- What you need to do: Write out all lines holding the word "adhesin".

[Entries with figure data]
================

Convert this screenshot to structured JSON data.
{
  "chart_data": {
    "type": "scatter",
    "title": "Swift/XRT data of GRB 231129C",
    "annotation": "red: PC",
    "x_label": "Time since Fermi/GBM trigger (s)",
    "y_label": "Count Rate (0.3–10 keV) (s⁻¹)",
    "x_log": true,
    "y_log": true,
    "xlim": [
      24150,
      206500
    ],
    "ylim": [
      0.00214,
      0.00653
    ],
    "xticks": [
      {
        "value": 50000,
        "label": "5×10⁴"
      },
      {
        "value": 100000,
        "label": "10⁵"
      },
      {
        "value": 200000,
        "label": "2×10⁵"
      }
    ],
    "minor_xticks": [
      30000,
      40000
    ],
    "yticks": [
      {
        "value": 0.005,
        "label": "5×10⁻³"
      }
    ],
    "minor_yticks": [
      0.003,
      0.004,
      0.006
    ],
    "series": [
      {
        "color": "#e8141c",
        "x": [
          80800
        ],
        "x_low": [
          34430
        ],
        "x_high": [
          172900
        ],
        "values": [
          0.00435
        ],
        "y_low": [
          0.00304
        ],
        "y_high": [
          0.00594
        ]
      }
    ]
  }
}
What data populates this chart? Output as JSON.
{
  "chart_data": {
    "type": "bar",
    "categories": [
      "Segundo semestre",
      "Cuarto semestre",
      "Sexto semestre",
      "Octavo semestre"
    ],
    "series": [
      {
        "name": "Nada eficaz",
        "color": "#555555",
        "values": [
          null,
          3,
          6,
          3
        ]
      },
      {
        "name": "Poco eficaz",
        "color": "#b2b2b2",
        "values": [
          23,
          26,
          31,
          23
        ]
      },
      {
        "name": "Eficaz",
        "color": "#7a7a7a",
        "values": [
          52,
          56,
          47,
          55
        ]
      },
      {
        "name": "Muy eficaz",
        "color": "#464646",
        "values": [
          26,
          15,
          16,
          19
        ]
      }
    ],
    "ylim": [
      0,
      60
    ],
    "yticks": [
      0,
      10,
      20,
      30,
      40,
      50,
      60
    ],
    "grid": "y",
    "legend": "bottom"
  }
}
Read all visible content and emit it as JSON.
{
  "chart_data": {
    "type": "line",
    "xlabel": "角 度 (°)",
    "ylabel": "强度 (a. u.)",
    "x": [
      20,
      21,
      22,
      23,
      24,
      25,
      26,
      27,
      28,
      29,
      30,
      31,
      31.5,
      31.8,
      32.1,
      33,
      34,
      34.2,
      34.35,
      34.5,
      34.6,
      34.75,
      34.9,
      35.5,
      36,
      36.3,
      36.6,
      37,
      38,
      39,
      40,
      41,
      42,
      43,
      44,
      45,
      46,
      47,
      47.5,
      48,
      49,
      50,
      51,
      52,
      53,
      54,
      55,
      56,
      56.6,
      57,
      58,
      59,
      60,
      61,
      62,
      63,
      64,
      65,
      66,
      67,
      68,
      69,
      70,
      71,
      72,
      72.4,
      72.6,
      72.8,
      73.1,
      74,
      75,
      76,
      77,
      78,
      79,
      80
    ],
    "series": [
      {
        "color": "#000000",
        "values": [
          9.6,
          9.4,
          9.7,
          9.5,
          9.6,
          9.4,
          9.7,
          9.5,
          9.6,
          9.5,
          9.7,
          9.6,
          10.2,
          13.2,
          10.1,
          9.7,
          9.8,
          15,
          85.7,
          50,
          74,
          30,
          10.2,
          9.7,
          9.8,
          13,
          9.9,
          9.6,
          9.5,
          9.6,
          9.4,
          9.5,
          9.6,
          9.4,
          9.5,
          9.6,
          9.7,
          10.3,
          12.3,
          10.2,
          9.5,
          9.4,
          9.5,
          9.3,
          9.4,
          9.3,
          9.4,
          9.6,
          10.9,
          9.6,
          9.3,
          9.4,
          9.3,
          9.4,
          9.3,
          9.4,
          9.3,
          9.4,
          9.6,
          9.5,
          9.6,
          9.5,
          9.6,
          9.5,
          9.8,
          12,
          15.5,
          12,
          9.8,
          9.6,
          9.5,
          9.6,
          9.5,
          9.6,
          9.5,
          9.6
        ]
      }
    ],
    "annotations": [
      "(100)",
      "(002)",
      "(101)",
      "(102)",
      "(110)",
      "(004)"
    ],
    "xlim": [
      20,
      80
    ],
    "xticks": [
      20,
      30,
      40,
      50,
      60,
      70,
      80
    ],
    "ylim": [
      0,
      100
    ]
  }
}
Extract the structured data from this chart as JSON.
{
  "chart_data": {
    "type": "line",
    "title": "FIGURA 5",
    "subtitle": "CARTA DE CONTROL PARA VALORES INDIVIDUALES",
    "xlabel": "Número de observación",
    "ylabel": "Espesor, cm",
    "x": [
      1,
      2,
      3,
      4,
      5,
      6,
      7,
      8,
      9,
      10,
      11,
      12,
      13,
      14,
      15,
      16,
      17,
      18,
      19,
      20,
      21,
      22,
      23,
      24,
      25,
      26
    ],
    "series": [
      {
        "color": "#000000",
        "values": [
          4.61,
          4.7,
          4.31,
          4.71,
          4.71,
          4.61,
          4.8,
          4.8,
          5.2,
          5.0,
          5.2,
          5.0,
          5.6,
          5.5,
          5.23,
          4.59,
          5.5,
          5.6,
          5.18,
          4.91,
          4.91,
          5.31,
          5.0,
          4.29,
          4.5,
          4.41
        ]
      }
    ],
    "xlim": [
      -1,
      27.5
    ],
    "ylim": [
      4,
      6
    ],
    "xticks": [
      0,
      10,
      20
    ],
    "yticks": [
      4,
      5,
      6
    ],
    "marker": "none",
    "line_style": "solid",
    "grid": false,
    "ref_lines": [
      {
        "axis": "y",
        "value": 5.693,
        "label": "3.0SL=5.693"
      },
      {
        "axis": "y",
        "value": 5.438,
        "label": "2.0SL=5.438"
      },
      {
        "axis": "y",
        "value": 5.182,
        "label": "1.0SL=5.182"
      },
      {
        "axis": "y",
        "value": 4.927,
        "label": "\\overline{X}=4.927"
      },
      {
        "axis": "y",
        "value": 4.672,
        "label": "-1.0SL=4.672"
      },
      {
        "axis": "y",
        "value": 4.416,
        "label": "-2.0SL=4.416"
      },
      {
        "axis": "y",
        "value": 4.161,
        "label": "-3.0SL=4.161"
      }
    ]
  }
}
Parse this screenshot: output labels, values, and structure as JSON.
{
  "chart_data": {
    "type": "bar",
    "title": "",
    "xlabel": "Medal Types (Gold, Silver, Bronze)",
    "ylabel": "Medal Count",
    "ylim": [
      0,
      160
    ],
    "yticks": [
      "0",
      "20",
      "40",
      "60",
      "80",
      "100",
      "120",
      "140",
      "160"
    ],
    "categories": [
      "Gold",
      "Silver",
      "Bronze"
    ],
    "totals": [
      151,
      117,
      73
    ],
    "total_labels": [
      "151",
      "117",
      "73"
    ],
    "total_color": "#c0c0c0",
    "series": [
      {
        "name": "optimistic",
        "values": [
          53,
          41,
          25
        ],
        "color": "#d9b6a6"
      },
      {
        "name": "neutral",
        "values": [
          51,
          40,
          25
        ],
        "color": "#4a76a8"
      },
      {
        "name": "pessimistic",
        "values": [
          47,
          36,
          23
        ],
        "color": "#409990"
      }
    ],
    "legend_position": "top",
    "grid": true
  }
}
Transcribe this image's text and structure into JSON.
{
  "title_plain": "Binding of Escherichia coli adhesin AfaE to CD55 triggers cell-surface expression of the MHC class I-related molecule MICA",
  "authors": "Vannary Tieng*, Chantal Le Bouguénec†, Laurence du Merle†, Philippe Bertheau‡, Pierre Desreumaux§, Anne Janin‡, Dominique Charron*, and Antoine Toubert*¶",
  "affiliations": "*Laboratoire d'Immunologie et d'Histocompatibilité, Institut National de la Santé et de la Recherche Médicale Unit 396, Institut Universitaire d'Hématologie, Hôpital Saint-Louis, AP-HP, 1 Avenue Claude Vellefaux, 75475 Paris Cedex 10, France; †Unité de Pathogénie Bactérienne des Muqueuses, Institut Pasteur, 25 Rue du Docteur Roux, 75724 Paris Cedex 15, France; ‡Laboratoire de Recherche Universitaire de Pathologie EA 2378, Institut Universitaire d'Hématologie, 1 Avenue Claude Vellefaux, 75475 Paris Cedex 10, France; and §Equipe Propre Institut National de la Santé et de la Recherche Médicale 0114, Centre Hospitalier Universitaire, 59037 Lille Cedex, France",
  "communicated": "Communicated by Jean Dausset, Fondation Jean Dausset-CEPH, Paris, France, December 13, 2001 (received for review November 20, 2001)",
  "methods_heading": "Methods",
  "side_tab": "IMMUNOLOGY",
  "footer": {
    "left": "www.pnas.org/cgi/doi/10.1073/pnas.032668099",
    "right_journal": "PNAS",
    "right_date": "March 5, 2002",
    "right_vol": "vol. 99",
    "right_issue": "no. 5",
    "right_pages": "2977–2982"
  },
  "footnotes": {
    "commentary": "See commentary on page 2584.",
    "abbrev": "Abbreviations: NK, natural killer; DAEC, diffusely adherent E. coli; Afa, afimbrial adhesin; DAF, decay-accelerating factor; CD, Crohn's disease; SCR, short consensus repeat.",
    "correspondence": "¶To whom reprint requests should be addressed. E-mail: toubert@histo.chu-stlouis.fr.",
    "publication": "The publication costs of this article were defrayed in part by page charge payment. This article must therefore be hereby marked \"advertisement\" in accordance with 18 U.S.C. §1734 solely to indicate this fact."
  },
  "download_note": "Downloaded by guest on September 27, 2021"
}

================

- Right answer:
  "title_plain": "Binding of Escherichia coli adhesin AfaE to CD55 triggers cell-surface expression of the MHC class I-related molecule MICA",
    "abbrev": "Abbreviations: NK, natural killer; DAEC, diffusely adherent E. coli; Afa, afimbrial adhesin; DAF, decay-accelerating factor; CD, Crohn's disease; SCR, short consensus repeat.",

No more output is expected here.